■ **Requirements**: Transcribe the whole listing below without changing a word, but leave out every image.
[start]
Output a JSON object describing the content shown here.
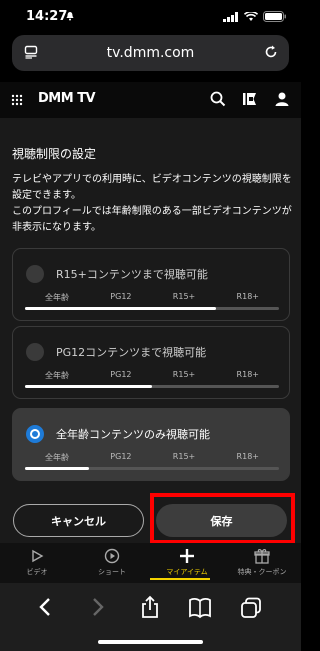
{
  "status": {
    "time": "14:27",
    "bell": "bell-icon",
    "signal": "signal-icon",
    "wifi": "wifi-icon",
    "battery": "battery-icon"
  },
  "browser": {
    "url": "tv.dmm.com",
    "left_icon": "page-icon",
    "reload_icon": "reload-icon"
  },
  "header": {
    "logo": "DMM TV",
    "icons": [
      "search-icon",
      "cast-icon",
      "profile-icon"
    ]
  },
  "page": {
    "title": "視聴制限の設定",
    "description_1": "テレビやアプリでの利用時に、ビデオコンテンツの視聴制限を設定できます。",
    "description_2": "このプロフィールでは年齢制限のある一部ビデオコンテンツが非表示になります。"
  },
  "ticks": [
    "全年齢",
    "PG12",
    "R15+",
    "R18+"
  ],
  "options": [
    {
      "label": "R15+コンテンツまで視聴可能",
      "selected": false,
      "level": 0.75
    },
    {
      "label": "PG12コンテンツまで視聴可能",
      "selected": false,
      "level": 0.5
    },
    {
      "label": "全年齢コンテンツのみ視聴可能",
      "selected": true,
      "level": 0.25
    }
  ],
  "buttons": {
    "cancel": "キャンセル",
    "save": "保存"
  },
  "appnav": [
    {
      "label": "ビデオ",
      "icon": "play-icon",
      "active": false
    },
    {
      "label": "ショート",
      "icon": "short-play-icon",
      "active": false
    },
    {
      "label": "マイアイテム",
      "icon": "plus-icon",
      "active": true
    },
    {
      "label": "特典・クーポン",
      "icon": "gift-icon",
      "active": false
    }
  ],
  "colors": {
    "accent": "#1e7bd8",
    "highlight": "#ff0000",
    "active_nav": "#f5d300"
  }
}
[end]
■ **Reply to the task**:
Output a JSON object describing the content shown here.
{
  "status": {
    "time": "14:27",
    "bell": "bell-icon",
    "signal": "signal-icon",
    "wifi": "wifi-icon",
    "battery": "battery-icon"
  },
  "browser": {
    "url": "tv.dmm.com",
    "left_icon": "page-icon",
    "reload_icon": "reload-icon"
  },
  "header": {
    "logo": "DMM TV",
    "icons": [
      "search-icon",
      "cast-icon",
      "profile-icon"
    ]
  },
  "page": {
    "title": "視聴制限の設定",
    "description_1": "テレビやアプリでの利用時に、ビデオコンテンツの視聴制限を設定できます。",
    "description_2": "このプロフィールでは年齢制限のある一部ビデオコンテンツが非表示になります。"
  },
  "ticks": [
    "全年齢",
    "PG12",
    "R15+",
    "R18+"
  ],
  "options": [
    {
      "label": "R15+コンテンツまで視聴可能",
      "selected": false,
      "level": 0.75
    },
    {
      "label": "PG12コンテンツまで視聴可能",
      "selected": false,
      "level": 0.5
    },
    {
      "label": "全年齢コンテンツのみ視聴可能",
      "selected": true,
      "level": 0.25
    }
  ],
  "buttons": {
    "cancel": "キャンセル",
    "save": "保存"
  },
  "appnav": [
    {
      "label": "ビデオ",
      "icon": "play-icon",
      "active": false
    },
    {
      "label": "ショート",
      "icon": "short-play-icon",
      "active": false
    },
    {
      "label": "マイアイテム",
      "icon": "plus-icon",
      "active": true
    },
    {
      "label": "特典・クーポン",
      "icon": "gift-icon",
      "active": false
    }
  ],
  "colors": {
    "accent": "#1e7bd8",
    "highlight": "#ff0000",
    "active_nav": "#f5d300"
  }
}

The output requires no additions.